Passage shown:
>>>

A chain of happy days can be randomly followed by a need to hear that phrase that he doesn't consider necessary to articulate because he has been showing love in his preferred language, through acts of service. I prefer to receive love as words of affirmation accompanying quality time together. Many times he has been great through devotion but he hasn't used enough words for my liking.

This seems like a small detail but it is a big deal in the recovery of my wounded heart. This past weekend an innocent conversation with opposing views regarding somewhat sensitive topics ended up in a heated discussion and me bringing up the affair. I hate it when I do that. I wish I were always well composed but the hot-headed in me transpires at unexpected moments and she is very difficult to control.

I realise that when my pride takes over I want veneration from my husband. I'm not exaggerating. I know that deep down there is a frightened child in me who doesn't want to be abandoned. She wants to be loved. I want to be loved. I am afraid of my husband betraying me again. After all, he already did it once.


What am I going to do? 

My awareness of the impossibility to control what he does leads to anxiety and I feel that staying alone will save me from this discomfort. Pride says I don't need him, "is it worth staying and fighting the pain and the resentment?" I can only trust myself.

It is tempting to stay single. But, wait! I've tried that and realised how difficult it is and how painful. Separation will not ease the pain.

I am working on my independence. I am still recovering from the stabbing of his betrayal and I cannot tolerate inconsiderate comments. I can blow them out of proportion, I'm a wounded beast.

So I cried and let the pain, pride, fear out. I let them keep me company, I acknowledge them every time they appear and I nurse my frightened inner child. It helps.

Today, I admired what my body could do during my Pilates lesson, I was and am grateful for my moving muscles and healthy bones. I admire the empathy in my children and I am grateful for my Twitter tribe.

While we are alive there is hope. Let's keep sailing beyond infidelity.

<<<

Entries shown:
>>>

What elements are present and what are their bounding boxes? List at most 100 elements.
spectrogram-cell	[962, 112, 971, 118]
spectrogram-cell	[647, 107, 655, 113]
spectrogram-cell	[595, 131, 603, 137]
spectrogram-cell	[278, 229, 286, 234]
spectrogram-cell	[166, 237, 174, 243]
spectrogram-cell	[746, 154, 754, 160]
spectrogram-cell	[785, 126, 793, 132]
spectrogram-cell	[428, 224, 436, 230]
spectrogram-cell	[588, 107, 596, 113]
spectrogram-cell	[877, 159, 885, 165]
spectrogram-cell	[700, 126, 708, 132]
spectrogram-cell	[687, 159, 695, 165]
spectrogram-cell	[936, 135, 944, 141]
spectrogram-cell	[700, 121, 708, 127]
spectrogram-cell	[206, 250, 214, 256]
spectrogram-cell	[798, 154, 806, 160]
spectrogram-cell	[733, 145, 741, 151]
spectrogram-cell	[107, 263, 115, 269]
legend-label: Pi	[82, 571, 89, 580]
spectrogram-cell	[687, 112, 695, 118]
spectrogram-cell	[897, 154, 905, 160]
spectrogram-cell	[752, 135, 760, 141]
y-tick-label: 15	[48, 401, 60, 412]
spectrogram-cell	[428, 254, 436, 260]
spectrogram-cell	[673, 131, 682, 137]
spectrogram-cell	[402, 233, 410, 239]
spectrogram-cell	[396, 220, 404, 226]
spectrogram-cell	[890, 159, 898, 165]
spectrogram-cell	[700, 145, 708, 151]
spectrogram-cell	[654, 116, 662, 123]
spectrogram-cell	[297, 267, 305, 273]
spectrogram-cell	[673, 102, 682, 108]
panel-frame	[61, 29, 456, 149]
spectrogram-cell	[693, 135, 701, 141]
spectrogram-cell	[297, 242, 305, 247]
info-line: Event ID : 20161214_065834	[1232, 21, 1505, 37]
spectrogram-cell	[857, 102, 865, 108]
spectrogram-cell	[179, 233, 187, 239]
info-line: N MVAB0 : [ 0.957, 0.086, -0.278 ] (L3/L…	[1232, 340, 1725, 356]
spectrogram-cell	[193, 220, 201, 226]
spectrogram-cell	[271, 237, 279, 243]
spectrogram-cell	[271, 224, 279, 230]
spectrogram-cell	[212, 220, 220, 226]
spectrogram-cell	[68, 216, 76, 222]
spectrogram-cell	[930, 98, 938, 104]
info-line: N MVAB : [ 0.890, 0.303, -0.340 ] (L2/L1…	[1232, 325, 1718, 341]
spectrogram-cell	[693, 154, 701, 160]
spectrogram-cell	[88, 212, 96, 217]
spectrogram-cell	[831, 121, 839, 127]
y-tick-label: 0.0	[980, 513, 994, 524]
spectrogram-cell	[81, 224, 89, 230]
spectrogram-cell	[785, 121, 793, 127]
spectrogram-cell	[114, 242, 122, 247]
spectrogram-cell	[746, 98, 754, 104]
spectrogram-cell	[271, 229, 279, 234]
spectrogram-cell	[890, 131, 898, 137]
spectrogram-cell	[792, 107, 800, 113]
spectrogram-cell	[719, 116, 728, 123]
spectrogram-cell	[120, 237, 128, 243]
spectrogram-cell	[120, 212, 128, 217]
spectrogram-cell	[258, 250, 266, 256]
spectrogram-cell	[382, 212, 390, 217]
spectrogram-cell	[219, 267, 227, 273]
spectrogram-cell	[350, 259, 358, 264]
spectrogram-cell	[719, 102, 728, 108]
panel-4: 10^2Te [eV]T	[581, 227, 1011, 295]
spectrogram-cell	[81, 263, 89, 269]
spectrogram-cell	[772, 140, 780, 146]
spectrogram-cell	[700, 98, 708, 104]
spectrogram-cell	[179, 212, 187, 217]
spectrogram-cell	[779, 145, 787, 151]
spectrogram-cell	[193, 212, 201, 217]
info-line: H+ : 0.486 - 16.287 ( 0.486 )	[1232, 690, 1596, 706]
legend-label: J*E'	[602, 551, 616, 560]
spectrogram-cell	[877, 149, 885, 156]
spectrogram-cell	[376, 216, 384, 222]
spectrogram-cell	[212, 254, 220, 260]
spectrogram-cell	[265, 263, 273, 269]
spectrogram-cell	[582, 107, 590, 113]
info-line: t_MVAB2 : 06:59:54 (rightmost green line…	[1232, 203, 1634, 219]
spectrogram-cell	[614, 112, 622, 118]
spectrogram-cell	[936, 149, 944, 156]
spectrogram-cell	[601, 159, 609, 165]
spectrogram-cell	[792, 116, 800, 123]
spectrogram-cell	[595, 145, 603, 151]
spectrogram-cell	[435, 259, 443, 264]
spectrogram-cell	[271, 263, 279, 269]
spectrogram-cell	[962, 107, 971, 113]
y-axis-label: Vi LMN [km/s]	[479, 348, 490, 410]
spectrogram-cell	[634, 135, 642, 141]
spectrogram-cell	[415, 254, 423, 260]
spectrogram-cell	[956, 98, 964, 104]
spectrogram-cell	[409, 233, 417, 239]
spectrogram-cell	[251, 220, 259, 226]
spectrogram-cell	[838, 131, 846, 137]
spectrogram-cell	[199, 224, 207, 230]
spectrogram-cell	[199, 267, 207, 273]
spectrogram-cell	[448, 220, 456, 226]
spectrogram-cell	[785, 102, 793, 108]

<<<

To be done:
- a) For each statement, say whether it agrees with the post about infidelity, answering yes or no and quoting the words that decide it: (i) The writer prefers to receive love through acts of service. (ii) The writer has already tried staying single. (iii) The writer had a Pilates lesson today.
- b) Reproduce the part of the post about infidelity that opens with the words containing "I realise that" and closes with "ease the pain.".
- c) According to the post about infidelity, what will separation not do?
Answer from the post about infidelity alone, without drawing on the entries.

Solutions in order:
- a)
(i) No: "I prefer to receive love as words of affirmation accompanying quality time together."
(ii) Yes: "I've tried that and realised how difficult it is and how painful."
(iii) Yes: "Today, I admired what my body could do during my Pilates lesson"

- b)
I realise that when my pride takes over I want veneration from my husband. I'm not exaggerating. I know that deep down there is a frightened child in me who doesn't want to be abandoned. She wants to be loved. I want to be loved. I am afraid of my husband betraying me again. After all, he already did it once.


What am I going to do? 

My awareness of the impossibility to control what he does leads to anxiety and I feel that staying alone will save me from this discomfort. Pride says I don't need him, "is it worth staying and fighting the pain and the resentment?" I can only trust myself.

It is tempting to stay single. But, wait! I've tried that and realised how difficult it is and how painful. Separation will not ease the pain.

- c) Separation will not ease the pain.